## Exercise requirements
Look for the word "JSON" in the entries below, then copy every line that has it.

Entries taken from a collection
+++++
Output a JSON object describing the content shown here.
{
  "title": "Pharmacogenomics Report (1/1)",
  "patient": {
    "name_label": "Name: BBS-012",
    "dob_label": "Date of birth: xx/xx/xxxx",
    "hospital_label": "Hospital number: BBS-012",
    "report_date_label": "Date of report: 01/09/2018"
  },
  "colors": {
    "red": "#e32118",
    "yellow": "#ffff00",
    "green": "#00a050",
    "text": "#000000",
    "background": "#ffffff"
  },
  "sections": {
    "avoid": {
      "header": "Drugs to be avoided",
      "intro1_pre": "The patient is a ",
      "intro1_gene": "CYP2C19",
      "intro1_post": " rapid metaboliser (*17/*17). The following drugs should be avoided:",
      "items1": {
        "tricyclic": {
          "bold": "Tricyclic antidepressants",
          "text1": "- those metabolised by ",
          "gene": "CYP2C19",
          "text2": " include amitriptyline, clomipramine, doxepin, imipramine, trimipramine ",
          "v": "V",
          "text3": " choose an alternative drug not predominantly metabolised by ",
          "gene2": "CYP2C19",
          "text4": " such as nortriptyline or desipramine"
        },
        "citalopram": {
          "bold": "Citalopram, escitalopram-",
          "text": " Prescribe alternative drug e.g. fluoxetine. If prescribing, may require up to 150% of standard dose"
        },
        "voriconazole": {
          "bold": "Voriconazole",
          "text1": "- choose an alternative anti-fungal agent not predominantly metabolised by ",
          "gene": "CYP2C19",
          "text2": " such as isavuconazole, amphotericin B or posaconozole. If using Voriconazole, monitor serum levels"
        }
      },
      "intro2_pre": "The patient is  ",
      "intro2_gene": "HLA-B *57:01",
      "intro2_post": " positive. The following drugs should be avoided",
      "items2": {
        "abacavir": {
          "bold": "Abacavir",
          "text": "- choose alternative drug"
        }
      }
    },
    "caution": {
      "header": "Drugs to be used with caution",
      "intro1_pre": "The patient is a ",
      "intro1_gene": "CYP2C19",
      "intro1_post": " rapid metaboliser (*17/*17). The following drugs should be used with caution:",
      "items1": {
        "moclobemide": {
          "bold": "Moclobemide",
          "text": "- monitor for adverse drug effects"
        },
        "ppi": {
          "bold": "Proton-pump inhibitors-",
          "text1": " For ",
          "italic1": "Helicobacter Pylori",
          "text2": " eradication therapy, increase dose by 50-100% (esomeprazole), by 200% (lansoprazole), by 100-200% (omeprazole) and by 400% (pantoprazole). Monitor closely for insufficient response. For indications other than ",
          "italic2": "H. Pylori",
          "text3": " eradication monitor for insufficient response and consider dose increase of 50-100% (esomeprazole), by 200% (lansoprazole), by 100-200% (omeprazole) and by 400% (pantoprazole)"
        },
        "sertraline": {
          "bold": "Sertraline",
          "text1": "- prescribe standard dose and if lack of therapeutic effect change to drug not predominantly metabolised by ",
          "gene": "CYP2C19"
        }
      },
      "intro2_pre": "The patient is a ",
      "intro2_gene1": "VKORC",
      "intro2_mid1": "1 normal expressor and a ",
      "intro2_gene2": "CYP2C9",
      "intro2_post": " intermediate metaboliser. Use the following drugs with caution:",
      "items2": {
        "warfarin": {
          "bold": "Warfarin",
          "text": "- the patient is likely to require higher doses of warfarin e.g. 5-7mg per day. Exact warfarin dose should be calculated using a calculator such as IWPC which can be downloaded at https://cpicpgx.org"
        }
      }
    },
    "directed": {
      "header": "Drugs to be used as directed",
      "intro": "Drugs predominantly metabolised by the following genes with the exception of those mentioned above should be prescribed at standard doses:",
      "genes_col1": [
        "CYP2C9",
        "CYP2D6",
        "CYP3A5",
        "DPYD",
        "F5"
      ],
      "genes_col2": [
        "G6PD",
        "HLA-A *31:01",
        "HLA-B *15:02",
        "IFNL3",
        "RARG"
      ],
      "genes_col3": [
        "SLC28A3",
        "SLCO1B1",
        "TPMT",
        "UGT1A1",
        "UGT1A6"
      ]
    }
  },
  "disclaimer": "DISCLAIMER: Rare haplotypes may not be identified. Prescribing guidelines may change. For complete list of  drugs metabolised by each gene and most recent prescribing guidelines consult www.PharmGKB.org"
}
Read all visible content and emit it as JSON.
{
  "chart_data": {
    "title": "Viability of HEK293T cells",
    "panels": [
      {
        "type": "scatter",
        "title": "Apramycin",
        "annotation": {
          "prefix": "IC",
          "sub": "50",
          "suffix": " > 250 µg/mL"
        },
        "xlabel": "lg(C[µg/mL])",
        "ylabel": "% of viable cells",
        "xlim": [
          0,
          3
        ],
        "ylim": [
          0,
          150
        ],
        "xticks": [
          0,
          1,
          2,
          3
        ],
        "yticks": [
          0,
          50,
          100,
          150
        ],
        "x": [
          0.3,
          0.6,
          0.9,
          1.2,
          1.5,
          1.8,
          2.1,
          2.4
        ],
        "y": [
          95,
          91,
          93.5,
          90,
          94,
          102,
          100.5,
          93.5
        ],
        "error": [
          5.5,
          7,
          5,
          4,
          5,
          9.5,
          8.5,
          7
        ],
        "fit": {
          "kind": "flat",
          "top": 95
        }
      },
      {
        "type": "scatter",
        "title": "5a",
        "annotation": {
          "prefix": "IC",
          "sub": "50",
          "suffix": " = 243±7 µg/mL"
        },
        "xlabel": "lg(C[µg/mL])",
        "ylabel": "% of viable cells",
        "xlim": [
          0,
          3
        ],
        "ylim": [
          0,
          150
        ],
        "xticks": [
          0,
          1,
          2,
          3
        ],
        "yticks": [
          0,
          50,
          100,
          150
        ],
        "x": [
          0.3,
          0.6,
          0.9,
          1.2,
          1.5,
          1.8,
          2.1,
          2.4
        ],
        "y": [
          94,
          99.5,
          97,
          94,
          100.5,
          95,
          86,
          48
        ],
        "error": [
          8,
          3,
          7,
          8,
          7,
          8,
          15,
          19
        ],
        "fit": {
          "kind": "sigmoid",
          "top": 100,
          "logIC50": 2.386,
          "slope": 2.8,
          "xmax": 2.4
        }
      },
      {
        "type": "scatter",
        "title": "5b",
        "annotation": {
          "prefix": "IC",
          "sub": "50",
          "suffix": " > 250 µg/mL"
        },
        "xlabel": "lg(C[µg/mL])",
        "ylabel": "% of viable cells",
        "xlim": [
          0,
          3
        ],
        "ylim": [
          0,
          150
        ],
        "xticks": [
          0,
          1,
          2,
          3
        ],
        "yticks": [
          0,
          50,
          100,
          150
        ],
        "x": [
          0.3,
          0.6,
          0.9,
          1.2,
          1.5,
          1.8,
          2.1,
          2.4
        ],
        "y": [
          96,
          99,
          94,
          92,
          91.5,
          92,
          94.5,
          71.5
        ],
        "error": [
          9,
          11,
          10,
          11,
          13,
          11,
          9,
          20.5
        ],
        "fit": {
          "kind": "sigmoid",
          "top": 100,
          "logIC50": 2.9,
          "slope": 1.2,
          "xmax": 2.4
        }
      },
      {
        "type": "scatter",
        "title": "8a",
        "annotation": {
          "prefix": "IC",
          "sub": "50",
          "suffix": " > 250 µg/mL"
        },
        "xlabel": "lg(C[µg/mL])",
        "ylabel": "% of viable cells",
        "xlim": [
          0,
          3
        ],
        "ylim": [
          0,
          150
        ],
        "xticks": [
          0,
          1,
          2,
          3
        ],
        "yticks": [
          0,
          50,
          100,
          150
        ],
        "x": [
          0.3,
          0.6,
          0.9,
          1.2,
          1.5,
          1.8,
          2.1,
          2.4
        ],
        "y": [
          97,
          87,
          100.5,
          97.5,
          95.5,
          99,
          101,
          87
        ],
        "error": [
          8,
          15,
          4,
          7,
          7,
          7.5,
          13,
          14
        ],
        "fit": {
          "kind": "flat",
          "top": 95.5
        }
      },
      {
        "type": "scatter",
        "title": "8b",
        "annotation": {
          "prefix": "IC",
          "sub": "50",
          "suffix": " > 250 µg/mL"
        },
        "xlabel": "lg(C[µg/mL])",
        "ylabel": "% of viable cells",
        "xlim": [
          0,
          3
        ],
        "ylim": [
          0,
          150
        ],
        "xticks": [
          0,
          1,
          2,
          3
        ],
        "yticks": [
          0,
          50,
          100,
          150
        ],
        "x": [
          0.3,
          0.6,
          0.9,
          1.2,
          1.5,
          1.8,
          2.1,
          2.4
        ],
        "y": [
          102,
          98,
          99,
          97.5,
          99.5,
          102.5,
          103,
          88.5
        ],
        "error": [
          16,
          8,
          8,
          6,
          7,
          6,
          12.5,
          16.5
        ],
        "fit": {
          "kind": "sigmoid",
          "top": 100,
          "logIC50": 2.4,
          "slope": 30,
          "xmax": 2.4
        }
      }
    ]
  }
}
+++++
## Response
Output a JSON object describing the content shown here.
Read all visible content and emit it as JSON.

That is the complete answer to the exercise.